## Your goal:
Copy every line from the material below that holds "désignées".

-*-

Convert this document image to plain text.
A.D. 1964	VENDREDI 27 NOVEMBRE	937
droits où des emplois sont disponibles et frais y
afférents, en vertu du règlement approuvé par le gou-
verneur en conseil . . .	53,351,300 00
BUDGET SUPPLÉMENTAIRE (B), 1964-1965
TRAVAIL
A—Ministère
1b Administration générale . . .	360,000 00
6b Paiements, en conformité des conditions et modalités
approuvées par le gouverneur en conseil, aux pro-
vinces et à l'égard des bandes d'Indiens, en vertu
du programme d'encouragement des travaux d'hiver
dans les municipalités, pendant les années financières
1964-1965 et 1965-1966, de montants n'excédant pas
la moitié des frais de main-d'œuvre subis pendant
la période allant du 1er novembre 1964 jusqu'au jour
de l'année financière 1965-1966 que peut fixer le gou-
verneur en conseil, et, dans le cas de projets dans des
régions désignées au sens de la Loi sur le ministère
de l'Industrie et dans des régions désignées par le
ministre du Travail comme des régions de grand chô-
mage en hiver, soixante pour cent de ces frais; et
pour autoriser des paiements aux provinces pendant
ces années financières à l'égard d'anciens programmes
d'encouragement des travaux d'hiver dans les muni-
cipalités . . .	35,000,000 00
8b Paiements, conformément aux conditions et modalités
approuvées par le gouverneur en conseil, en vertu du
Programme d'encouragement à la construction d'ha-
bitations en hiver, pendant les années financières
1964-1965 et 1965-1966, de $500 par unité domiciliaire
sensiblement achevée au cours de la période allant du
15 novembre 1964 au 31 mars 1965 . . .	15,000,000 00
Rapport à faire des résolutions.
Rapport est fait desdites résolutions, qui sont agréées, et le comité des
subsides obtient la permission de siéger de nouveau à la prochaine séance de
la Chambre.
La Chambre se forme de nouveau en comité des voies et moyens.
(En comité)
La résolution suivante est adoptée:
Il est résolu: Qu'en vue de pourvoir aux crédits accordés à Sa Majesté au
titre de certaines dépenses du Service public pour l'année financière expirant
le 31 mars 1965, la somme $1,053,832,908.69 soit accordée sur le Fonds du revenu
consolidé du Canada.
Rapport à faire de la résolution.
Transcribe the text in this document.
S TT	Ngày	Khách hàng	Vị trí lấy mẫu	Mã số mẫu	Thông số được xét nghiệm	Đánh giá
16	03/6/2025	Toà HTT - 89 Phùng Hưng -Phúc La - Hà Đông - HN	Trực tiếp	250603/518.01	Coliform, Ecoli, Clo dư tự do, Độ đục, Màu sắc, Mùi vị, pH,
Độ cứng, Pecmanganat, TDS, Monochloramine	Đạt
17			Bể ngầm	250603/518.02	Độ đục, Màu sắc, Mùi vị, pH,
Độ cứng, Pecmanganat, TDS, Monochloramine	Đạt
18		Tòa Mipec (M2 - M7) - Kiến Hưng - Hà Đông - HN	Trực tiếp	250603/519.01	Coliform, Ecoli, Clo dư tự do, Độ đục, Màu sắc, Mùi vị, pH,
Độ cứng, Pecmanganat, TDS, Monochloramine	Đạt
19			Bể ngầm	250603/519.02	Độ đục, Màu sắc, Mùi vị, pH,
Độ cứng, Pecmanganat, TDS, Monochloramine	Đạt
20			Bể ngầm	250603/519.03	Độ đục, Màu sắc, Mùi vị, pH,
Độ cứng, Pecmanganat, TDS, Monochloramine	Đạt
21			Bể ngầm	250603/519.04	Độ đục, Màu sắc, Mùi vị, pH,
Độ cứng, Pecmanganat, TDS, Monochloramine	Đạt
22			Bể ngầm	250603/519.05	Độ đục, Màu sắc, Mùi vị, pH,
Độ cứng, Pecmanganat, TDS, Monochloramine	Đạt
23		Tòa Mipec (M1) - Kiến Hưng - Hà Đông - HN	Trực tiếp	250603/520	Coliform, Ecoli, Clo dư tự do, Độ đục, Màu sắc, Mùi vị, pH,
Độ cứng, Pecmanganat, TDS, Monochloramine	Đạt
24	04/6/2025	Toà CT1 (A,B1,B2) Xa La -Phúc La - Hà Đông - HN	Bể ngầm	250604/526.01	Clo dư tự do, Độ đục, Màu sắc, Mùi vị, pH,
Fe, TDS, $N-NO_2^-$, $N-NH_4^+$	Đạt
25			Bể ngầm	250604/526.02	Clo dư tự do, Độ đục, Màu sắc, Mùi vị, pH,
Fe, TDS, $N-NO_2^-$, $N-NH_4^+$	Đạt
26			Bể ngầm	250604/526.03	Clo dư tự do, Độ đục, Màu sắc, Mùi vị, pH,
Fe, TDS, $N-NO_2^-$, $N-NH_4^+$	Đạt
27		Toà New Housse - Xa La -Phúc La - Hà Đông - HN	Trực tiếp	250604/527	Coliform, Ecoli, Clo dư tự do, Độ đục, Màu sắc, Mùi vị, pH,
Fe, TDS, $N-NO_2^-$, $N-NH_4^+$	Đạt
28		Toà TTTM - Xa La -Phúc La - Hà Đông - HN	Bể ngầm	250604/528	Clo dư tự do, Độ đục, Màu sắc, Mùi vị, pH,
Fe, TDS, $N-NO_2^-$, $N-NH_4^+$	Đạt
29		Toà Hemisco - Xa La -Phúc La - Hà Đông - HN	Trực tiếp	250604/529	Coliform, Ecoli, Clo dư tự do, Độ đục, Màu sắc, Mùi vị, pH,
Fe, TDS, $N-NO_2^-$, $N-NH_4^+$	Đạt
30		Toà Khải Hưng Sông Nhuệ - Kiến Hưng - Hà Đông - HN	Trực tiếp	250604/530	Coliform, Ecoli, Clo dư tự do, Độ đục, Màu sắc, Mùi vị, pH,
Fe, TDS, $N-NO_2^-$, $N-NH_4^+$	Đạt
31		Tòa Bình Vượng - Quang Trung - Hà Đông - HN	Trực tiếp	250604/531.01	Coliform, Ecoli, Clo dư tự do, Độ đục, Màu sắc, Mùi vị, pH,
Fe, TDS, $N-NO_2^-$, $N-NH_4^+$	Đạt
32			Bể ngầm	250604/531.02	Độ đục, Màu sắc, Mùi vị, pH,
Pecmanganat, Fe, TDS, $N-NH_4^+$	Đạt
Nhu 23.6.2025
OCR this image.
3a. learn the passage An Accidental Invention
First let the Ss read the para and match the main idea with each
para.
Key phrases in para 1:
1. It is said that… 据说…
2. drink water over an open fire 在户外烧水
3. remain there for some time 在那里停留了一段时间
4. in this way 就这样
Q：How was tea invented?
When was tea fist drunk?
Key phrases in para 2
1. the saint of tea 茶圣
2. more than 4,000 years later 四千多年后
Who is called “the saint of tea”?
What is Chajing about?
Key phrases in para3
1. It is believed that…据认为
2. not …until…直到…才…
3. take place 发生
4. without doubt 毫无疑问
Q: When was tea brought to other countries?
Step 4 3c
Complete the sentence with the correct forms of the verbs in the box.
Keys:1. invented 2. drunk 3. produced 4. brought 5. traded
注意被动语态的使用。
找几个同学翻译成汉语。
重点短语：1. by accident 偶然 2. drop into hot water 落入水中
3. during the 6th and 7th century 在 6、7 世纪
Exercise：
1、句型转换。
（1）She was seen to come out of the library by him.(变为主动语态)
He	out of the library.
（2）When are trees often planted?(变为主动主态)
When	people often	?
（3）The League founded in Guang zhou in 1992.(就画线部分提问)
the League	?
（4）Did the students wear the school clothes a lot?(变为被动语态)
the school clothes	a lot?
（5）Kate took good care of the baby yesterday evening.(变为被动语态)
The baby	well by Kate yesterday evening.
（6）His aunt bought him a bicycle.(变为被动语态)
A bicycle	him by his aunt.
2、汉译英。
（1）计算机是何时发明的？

-*-

## Written solution:
régions désignées au sens de la Loi sur le ministère
de l'Industrie et dans des régions désignées par le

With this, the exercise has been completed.